### [Instructions for the task]
Take every line from the listing below that contains "name".

### [Data supplied]
↓↓↓
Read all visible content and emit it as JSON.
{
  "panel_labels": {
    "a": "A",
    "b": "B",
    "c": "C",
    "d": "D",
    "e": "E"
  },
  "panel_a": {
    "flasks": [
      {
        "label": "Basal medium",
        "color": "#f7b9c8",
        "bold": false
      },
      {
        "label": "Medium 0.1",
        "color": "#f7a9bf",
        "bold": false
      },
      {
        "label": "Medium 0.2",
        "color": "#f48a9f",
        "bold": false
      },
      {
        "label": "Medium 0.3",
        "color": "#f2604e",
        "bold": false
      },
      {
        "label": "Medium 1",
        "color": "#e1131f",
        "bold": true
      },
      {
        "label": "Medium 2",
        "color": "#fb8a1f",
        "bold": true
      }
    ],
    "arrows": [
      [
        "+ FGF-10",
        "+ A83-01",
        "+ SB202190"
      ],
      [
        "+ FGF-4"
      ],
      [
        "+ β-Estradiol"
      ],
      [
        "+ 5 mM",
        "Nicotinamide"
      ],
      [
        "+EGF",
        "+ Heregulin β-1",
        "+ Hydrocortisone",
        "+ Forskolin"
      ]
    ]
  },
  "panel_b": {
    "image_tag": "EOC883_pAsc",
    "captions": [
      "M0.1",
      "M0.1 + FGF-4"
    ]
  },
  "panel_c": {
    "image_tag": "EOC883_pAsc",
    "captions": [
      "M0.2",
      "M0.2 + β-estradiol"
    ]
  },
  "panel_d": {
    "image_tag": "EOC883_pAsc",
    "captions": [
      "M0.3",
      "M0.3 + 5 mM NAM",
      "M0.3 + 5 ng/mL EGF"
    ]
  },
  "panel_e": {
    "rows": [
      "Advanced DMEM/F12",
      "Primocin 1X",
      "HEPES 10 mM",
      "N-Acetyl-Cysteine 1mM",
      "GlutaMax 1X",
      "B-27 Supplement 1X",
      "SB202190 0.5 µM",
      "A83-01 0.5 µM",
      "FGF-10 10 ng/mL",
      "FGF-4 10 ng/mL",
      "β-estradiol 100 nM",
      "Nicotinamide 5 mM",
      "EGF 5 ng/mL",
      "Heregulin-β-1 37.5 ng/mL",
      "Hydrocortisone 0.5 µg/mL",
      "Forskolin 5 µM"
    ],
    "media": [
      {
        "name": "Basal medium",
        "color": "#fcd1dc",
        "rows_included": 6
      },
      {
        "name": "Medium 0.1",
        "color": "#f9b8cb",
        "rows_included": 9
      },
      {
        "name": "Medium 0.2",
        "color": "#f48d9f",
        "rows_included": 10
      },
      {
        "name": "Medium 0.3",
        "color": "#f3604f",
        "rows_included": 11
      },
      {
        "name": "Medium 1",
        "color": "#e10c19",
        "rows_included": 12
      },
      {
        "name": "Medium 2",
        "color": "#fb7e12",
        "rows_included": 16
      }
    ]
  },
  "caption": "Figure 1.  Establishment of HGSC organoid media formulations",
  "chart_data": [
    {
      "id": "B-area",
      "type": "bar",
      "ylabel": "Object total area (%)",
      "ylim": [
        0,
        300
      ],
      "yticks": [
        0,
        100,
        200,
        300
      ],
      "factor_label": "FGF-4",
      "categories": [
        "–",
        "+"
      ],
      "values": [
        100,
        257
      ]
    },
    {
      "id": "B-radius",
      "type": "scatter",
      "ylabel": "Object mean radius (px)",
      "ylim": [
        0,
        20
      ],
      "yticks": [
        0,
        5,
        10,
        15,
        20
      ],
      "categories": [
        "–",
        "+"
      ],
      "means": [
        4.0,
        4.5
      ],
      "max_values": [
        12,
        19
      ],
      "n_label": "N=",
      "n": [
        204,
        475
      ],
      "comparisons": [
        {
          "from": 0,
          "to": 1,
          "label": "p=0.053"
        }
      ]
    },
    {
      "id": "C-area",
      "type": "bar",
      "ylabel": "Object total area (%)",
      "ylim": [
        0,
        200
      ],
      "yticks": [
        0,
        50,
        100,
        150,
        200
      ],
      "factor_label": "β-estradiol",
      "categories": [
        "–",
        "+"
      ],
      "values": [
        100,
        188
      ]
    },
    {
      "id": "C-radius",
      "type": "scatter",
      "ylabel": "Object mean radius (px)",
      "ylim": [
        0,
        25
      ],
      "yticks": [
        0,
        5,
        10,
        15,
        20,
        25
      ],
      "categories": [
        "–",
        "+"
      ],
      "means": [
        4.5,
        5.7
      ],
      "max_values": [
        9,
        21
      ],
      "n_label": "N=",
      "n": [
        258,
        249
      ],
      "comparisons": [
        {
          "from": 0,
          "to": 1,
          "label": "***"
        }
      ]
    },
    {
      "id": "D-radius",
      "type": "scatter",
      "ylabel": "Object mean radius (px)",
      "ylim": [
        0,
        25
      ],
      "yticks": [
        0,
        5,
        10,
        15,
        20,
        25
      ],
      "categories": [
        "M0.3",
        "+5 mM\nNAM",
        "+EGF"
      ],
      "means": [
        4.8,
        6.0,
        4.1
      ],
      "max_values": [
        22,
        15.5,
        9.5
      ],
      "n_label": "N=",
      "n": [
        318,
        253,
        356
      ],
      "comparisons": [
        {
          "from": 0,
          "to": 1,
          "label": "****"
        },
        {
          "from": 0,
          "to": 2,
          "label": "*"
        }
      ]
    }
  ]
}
↑↑↑
### [Complete answer]
        "name": "Basal medium",
        "name": "Medium 0.1",
        "name": "Medium 0.2",
        "name": "Medium 0.3",
        "name": "Medium 1",
        "name": "Medium 2",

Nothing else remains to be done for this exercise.